**AIM OF THE EXERCISE**
Every record below is to be retyped exactly.

--- --- ---

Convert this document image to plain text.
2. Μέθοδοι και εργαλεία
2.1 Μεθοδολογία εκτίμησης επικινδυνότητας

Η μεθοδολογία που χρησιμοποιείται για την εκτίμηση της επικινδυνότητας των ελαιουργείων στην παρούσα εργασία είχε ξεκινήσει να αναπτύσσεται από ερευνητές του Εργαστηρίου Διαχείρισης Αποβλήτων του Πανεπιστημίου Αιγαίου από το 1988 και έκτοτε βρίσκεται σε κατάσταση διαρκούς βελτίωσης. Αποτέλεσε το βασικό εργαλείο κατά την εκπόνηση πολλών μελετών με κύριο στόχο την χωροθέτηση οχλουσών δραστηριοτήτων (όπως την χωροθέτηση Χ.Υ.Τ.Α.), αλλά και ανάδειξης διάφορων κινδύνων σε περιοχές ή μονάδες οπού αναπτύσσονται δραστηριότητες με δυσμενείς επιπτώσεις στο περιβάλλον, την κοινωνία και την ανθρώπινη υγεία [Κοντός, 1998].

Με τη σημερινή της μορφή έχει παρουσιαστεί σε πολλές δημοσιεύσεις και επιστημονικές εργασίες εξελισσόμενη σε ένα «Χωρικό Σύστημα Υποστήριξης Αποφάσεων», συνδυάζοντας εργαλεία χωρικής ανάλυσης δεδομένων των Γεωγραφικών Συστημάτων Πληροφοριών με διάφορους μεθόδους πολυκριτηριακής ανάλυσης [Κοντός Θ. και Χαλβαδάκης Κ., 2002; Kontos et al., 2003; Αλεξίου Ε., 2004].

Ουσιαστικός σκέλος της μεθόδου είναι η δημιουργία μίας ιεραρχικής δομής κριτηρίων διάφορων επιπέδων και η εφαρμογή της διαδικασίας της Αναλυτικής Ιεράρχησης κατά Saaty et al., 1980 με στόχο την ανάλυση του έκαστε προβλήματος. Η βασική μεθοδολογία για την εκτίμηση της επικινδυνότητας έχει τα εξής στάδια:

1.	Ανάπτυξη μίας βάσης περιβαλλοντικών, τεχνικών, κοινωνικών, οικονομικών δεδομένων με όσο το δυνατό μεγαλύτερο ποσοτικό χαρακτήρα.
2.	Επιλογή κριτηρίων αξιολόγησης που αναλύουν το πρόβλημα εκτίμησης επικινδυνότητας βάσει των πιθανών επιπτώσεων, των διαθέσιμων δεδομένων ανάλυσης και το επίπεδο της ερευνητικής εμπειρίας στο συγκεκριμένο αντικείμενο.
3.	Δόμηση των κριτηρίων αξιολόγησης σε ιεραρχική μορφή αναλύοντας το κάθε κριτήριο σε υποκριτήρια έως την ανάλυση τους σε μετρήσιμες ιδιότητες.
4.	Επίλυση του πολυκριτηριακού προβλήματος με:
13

--- --- ---

**FINAL RESULT**
Convert this document image to plain text.
2. Μέθοδοι και εργαλεία
2.1 Μεθοδολογία εκτίμησης επικινδυνότητας

Η μεθοδολογία που χρησιμοποιείται για την εκτίμηση της επικινδυνότητας των ελαιουργείων στην παρούσα εργασία είχε ξεκινήσει να αναπτύσσεται από ερευνητές του Εργαστηρίου Διαχείρισης Αποβλήτων του Πανεπιστημίου Αιγαίου από το 1988 και έκτοτε βρίσκεται σε κατάσταση διαρκούς βελτίωσης. Αποτέλεσε το βασικό εργαλείο κατά την εκπόνηση πολλών μελετών με κύριο στόχο την χωροθέτηση οχλουσών δραστηριοτήτων (όπως την χωροθέτηση Χ.Υ.Τ.Α.), αλλά και ανάδειξης διάφορων κινδύνων σε περιοχές ή μονάδες οπού αναπτύσσονται δραστηριότητες με δυσμενείς επιπτώσεις στο περιβάλλον, την κοινωνία και την ανθρώπινη υγεία [Κοντός, 1998].

Με τη σημερινή της μορφή έχει παρουσιαστεί σε πολλές δημοσιεύσεις και επιστημονικές εργασίες εξελισσόμενη σε ένα «Χωρικό Σύστημα Υποστήριξης Αποφάσεων», συνδυάζοντας εργαλεία χωρικής ανάλυσης δεδομένων των Γεωγραφικών Συστημάτων Πληροφοριών με διάφορους μεθόδους πολυκριτηριακής ανάλυσης [Κοντός Θ. και Χαλβαδάκης Κ., 2002; Kontos et al., 2003; Αλεξίου Ε., 2004].

Ουσιαστικός σκέλος της μεθόδου είναι η δημιουργία μίας ιεραρχικής δομής κριτηρίων διάφορων επιπέδων και η εφαρμογή της διαδικασίας της Αναλυτικής Ιεράρχησης κατά Saaty et al., 1980 με στόχο την ανάλυση του έκαστε προβλήματος. Η βασική μεθοδολογία για την εκτίμηση της επικινδυνότητας έχει τα εξής στάδια:

1.	Ανάπτυξη μίας βάσης περιβαλλοντικών, τεχνικών, κοινωνικών, οικονομικών δεδομένων με όσο το δυνατό μεγαλύτερο ποσοτικό χαρακτήρα.
2.	Επιλογή κριτηρίων αξιολόγησης που αναλύουν το πρόβλημα εκτίμησης επικινδυνότητας βάσει των πιθανών επιπτώσεων, των διαθέσιμων δεδομένων ανάλυσης και το επίπεδο της ερευνητικής εμπειρίας στο συγκεκριμένο αντικείμενο.
3.	Δόμηση των κριτηρίων αξιολόγησης σε ιεραρχική μορφή αναλύοντας το κάθε κριτήριο σε υποκριτήρια έως την ανάλυση τους σε μετρήσιμες ιδιότητες.
4.	Επίλυση του πολυκριτηριακού προβλήματος με:
13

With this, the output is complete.